--- RECORDS FOR THE EXERCISE ---
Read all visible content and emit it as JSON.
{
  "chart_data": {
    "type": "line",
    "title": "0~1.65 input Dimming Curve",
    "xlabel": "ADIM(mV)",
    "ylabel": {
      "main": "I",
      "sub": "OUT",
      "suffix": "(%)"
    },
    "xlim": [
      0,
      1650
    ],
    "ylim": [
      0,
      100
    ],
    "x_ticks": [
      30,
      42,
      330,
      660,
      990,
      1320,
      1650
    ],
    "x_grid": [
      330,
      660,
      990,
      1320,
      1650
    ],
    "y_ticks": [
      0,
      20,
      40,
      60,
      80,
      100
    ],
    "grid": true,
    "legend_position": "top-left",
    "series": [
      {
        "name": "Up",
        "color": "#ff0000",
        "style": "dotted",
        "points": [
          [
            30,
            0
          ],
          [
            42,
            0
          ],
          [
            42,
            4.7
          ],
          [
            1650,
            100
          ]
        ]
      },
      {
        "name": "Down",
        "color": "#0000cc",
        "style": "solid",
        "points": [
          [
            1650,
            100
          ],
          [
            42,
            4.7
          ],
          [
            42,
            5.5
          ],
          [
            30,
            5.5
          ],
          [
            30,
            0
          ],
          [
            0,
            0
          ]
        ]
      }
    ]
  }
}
---
--- RECORDS FOR THE EXERCISE ---
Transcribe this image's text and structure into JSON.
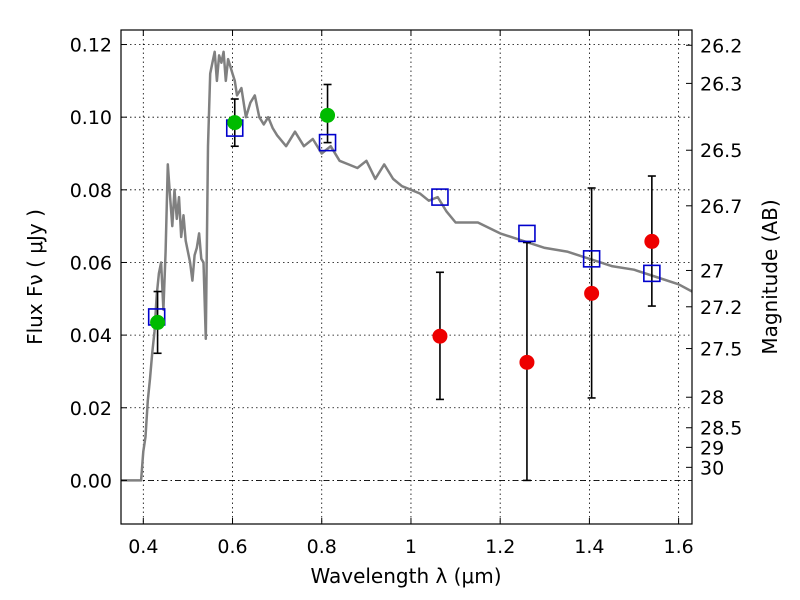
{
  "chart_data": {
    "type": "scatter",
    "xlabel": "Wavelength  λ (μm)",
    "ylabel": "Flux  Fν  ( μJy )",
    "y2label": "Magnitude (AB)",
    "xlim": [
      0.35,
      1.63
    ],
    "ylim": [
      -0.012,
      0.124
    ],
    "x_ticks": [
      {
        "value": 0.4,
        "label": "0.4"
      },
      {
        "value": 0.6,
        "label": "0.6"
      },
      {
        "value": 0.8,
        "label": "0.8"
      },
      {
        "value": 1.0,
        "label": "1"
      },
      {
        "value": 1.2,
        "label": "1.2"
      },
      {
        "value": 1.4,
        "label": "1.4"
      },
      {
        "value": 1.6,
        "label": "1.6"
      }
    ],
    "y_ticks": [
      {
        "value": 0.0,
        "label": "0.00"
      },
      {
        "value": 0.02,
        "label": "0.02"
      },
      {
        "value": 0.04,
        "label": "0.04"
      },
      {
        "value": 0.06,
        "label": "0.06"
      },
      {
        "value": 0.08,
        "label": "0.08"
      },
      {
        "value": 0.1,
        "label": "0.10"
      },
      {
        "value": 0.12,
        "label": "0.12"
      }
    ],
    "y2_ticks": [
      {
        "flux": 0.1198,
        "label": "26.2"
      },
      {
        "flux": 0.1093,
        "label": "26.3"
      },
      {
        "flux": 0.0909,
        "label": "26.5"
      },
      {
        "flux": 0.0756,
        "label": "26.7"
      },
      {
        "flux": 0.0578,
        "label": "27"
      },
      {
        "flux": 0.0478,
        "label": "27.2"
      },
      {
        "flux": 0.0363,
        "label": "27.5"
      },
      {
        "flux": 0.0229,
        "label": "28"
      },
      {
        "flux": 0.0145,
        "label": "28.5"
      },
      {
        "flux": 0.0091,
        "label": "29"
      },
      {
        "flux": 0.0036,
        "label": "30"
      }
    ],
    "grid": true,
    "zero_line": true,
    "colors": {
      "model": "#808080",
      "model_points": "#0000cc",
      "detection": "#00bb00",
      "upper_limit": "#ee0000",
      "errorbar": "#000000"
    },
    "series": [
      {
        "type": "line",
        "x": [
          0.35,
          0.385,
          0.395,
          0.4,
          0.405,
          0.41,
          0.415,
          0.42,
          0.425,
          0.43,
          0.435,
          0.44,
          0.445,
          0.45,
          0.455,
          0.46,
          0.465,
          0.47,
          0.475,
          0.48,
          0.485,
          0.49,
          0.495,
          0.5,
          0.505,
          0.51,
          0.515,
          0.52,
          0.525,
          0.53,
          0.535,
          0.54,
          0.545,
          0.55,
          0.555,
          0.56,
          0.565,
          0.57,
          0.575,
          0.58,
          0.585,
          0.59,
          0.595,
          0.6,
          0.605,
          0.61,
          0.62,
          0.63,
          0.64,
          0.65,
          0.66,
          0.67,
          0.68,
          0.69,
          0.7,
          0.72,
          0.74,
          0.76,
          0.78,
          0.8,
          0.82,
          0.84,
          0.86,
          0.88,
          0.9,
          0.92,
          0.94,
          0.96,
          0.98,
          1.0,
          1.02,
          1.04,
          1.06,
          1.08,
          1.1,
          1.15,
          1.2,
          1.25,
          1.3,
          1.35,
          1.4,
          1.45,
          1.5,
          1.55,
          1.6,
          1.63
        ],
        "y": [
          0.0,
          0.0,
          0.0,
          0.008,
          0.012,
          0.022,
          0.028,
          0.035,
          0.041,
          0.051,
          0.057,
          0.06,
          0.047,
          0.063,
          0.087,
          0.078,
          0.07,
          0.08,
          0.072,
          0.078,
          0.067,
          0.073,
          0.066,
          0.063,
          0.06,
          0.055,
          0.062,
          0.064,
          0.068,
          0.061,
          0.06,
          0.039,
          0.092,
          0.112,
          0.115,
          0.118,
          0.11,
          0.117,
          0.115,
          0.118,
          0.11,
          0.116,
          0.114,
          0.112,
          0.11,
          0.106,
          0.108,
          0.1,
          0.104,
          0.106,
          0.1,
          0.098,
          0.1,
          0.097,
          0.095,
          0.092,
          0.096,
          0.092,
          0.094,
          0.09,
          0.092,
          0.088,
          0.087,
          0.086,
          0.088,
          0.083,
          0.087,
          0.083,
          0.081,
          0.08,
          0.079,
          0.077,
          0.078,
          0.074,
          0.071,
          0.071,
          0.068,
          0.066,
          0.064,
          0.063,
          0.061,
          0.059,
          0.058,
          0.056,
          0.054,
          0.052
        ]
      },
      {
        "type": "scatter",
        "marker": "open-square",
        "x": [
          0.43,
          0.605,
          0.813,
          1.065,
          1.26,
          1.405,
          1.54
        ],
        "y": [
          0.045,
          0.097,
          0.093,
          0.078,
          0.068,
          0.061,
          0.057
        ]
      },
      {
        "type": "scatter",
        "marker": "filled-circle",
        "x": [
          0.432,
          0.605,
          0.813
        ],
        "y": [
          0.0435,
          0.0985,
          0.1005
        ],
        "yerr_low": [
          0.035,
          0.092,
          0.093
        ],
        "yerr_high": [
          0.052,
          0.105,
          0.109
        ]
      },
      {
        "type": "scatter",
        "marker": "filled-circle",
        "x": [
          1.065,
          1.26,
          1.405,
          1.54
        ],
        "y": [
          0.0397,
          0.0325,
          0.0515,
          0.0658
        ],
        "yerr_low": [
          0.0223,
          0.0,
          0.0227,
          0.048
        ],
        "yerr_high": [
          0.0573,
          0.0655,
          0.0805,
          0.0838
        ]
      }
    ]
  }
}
---
# [TO DO]
Copy out all lines above that include the string "JSON".

# [SOLVED EXERCISE]
Read all visible content and emit it as JSON.
Transcribe this image's text and structure into JSON.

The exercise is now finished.